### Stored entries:
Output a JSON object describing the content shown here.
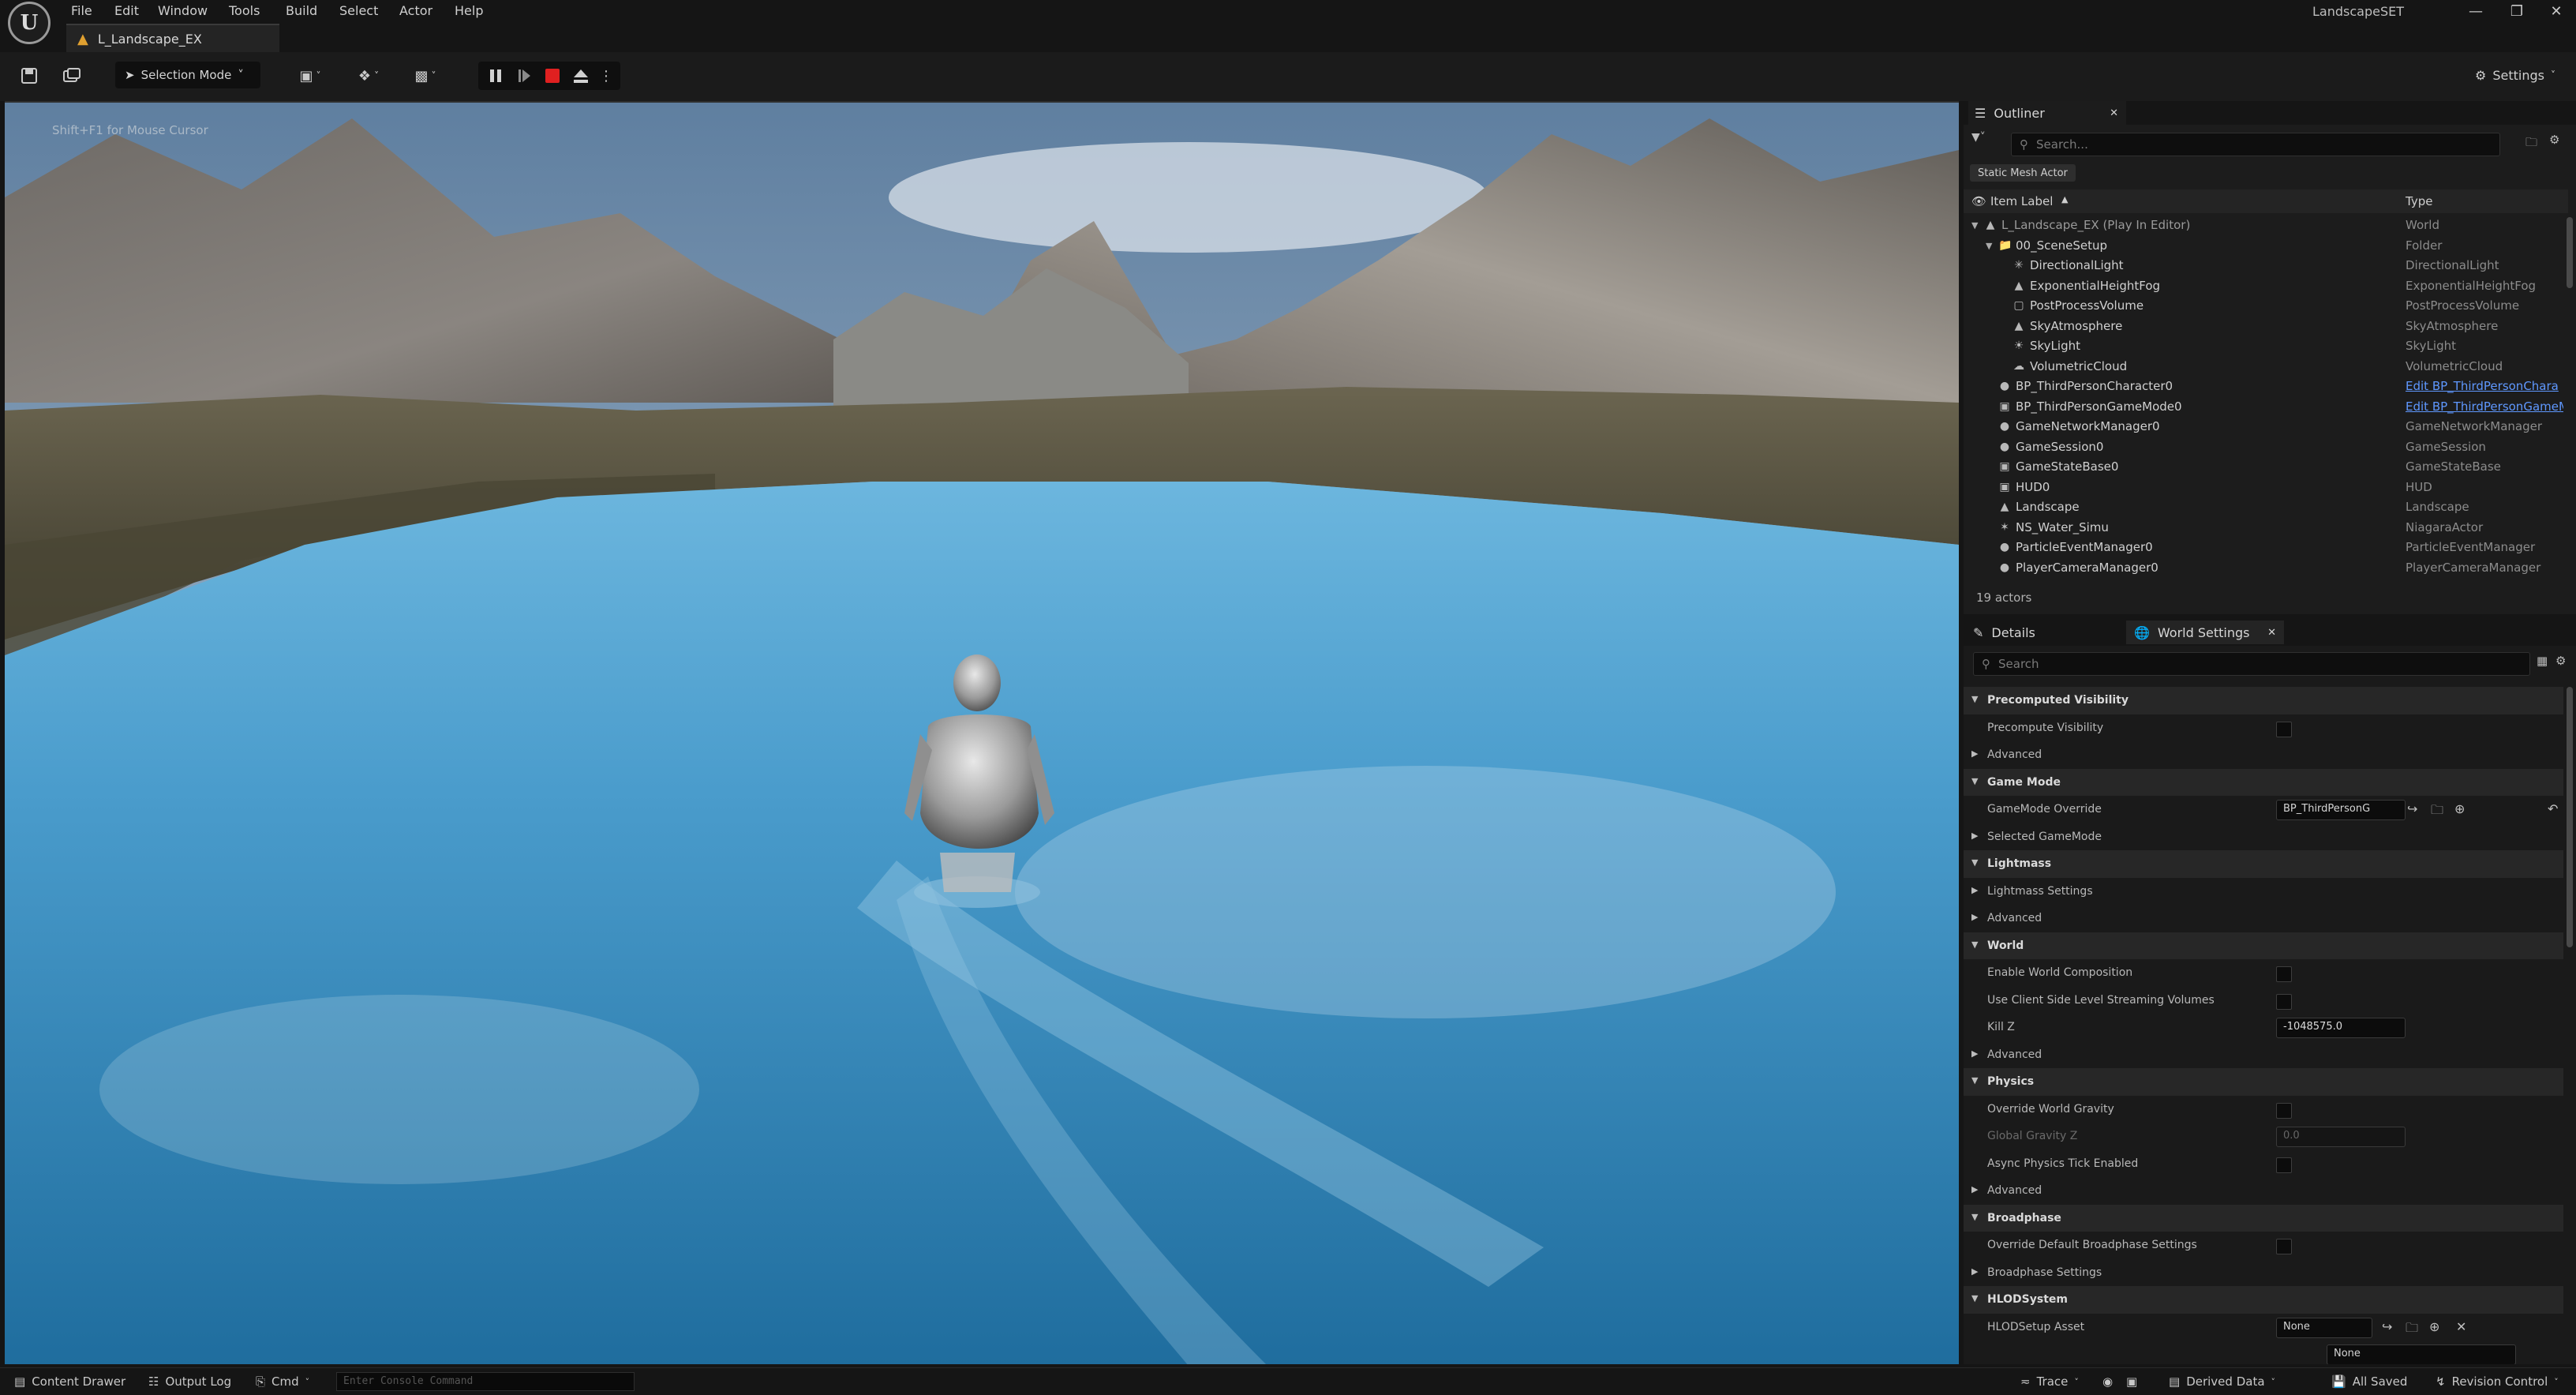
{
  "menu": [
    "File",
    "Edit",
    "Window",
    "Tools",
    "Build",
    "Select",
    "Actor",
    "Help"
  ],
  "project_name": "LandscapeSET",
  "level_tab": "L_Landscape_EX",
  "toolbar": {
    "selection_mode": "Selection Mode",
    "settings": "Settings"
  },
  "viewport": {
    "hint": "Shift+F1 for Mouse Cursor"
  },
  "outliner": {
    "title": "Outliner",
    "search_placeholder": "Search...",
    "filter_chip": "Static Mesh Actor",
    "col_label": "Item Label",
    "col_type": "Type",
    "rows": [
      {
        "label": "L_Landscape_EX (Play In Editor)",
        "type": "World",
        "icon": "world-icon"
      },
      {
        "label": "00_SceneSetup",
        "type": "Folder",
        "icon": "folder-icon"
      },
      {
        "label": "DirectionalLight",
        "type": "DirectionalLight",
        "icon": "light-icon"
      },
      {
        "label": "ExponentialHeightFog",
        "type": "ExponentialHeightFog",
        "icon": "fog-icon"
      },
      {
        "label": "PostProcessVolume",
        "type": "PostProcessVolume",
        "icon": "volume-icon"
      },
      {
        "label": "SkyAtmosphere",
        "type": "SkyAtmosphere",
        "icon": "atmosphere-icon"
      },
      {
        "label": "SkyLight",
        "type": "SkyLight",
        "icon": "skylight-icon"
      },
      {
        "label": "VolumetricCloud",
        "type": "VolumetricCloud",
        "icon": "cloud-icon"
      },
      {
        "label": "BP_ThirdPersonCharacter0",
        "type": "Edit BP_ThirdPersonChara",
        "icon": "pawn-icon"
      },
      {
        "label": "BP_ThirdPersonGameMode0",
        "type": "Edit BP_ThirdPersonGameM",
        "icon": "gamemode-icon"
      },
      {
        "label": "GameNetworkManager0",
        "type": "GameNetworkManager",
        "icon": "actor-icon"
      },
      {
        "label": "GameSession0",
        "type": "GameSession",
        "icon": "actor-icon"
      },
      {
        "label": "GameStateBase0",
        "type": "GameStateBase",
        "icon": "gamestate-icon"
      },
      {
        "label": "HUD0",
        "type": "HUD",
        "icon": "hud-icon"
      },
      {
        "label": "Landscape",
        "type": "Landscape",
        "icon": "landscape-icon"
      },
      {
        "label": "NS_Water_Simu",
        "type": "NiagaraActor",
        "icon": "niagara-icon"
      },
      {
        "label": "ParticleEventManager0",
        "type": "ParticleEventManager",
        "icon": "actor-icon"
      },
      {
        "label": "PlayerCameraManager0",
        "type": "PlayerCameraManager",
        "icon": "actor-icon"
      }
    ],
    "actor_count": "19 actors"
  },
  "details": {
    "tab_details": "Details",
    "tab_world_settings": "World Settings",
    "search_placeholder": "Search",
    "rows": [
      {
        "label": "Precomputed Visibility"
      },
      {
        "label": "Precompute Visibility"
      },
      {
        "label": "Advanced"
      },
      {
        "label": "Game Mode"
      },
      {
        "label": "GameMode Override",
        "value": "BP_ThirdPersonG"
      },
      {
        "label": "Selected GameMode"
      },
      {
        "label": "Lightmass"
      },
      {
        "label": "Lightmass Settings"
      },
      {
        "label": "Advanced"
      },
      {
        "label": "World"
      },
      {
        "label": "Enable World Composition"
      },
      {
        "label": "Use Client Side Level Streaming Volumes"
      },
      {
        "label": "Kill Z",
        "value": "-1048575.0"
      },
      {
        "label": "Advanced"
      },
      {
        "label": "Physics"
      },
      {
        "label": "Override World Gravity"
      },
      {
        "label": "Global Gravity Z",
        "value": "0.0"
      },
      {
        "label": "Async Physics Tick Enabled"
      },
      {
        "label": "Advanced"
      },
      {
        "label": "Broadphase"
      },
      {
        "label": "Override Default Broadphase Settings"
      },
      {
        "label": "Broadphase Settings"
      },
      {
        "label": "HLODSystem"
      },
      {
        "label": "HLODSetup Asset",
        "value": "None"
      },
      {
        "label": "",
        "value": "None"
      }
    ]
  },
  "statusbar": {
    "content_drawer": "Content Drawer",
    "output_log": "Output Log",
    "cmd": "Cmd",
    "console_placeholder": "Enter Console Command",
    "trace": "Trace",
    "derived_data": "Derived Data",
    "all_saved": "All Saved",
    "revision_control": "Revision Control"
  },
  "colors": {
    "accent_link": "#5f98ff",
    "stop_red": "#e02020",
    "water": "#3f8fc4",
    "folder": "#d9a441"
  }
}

==

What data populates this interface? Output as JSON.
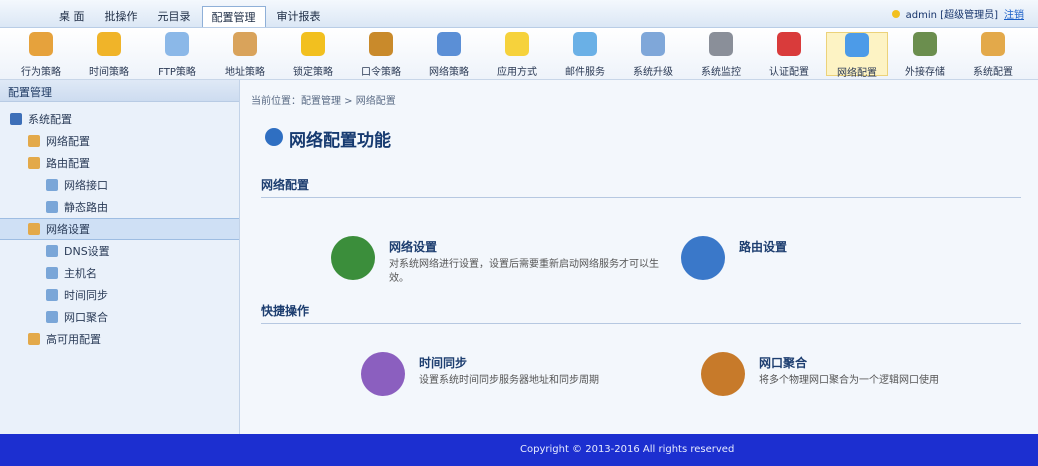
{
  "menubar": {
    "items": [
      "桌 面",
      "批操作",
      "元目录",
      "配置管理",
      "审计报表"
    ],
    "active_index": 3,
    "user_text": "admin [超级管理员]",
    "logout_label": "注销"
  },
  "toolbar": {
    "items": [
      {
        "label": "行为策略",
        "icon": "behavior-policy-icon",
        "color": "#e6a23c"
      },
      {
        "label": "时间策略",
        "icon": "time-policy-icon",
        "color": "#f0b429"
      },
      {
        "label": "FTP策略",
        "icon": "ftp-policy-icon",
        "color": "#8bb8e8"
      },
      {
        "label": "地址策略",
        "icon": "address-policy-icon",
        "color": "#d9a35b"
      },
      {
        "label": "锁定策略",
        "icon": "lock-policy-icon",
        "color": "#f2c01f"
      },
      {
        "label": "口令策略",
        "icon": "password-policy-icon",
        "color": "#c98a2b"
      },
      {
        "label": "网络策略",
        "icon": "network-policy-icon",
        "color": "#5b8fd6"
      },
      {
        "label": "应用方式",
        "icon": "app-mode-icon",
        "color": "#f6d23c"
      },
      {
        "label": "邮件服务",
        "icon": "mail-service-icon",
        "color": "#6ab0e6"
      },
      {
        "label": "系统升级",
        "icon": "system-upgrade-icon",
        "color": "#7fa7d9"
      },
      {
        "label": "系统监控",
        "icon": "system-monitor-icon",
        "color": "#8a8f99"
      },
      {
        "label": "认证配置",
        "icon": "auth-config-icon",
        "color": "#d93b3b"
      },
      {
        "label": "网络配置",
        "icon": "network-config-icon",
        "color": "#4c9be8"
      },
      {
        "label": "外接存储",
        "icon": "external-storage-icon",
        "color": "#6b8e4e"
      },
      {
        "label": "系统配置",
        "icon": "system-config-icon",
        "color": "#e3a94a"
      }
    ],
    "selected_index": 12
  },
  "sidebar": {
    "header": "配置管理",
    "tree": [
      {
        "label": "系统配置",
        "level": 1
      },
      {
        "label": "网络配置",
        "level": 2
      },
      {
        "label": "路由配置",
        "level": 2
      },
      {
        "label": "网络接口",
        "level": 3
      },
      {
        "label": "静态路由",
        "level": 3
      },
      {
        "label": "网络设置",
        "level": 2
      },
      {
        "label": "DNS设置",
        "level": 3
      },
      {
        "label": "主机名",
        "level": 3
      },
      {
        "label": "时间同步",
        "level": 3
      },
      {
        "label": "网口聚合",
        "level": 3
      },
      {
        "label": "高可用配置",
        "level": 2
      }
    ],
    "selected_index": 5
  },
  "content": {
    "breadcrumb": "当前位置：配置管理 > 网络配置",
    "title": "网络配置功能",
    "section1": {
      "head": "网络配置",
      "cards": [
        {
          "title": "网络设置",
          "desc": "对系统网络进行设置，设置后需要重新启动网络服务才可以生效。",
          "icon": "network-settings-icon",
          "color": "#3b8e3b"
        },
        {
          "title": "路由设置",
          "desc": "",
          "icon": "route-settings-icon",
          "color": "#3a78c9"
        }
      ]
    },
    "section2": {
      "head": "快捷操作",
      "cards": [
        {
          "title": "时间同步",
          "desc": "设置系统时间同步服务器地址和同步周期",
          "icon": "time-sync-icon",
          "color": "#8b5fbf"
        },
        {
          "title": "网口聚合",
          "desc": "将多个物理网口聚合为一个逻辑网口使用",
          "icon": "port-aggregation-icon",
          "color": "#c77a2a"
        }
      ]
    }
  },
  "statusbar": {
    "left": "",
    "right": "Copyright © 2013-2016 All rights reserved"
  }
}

### What to work on:
Find every line that holds "Broadphase" and copy it.

### Finished exercise:
        "label": "Broadphase"
        "label": "Override Default Broadphase Settings"
        "label": "Broadphase Settings"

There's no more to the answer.